◆ **Exercise**: Wherever the string "测试某溶液的酸碱度" appears in the listing, copy that line.
-- Start Material --
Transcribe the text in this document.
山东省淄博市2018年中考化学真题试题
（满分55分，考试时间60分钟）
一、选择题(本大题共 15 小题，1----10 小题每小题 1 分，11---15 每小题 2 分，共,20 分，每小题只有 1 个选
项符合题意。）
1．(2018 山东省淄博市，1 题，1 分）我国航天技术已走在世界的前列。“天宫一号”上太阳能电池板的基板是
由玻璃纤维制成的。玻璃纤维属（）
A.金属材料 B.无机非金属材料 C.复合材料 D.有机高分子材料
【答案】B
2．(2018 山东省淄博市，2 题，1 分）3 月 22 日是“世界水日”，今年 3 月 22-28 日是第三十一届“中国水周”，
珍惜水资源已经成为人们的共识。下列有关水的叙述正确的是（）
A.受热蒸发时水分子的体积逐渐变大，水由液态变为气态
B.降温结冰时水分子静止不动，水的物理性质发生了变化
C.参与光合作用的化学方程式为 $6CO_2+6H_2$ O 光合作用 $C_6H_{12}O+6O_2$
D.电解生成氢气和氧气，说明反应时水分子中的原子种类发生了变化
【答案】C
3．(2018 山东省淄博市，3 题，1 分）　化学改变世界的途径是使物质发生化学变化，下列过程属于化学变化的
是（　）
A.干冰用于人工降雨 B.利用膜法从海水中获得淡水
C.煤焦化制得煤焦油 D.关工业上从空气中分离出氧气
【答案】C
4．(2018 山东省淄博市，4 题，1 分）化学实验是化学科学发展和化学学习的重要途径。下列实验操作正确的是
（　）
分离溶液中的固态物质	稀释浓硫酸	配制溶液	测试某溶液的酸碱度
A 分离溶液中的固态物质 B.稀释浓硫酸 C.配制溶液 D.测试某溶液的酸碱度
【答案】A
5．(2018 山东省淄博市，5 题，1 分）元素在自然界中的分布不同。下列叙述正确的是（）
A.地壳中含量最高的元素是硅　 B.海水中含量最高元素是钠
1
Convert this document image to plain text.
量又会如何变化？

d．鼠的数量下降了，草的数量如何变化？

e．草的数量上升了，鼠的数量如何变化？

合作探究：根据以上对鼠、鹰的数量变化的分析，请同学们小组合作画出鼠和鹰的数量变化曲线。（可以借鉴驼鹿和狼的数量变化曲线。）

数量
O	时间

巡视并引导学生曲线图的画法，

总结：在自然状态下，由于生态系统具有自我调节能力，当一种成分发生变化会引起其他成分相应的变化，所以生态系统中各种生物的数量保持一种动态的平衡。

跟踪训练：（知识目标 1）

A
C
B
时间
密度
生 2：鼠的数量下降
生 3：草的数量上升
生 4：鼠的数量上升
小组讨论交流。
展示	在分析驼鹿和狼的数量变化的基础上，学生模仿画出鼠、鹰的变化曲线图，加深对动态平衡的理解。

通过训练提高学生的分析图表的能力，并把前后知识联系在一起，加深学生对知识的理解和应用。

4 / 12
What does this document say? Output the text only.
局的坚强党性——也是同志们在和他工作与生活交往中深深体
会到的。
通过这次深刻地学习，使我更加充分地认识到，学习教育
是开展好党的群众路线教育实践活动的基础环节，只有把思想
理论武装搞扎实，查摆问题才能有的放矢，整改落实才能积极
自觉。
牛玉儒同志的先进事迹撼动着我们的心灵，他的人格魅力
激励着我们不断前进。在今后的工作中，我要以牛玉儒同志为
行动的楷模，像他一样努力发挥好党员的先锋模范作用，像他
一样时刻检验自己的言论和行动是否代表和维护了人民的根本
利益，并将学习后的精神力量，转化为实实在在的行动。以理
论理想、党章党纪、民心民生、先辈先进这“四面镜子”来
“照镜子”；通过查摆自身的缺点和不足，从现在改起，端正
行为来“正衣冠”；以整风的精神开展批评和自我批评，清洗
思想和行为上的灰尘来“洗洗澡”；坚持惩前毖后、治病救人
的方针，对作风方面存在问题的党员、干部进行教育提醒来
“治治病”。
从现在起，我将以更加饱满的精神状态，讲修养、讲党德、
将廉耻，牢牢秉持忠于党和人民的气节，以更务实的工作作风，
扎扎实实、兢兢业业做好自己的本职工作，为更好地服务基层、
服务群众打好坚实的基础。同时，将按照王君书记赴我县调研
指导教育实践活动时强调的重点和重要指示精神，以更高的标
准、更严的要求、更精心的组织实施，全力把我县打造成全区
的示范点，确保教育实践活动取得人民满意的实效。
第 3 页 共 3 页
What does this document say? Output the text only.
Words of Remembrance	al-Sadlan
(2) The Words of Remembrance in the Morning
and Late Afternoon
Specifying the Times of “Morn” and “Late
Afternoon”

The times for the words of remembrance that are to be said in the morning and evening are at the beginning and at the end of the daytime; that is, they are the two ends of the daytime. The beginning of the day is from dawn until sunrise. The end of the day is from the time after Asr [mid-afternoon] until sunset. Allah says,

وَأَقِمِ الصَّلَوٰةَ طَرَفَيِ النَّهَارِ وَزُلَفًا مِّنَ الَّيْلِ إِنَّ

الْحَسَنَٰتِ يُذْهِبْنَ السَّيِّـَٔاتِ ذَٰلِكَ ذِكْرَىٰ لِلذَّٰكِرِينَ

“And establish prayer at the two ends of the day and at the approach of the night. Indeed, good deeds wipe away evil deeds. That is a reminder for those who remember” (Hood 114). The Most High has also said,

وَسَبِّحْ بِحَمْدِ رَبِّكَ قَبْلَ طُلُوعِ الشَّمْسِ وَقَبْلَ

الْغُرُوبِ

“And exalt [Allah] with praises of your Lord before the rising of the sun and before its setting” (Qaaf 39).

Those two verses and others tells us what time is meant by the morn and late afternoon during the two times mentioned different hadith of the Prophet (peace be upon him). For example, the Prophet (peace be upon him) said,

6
-- End Material --
◆ **Task response**:
分离溶液中的固态物质	稀释浓硫酸	配制溶液	测试某溶液的酸碱度
A 分离溶液中的固态物质 B.稀释浓硫酸 C.配制溶液 D.测试某溶液的酸碱度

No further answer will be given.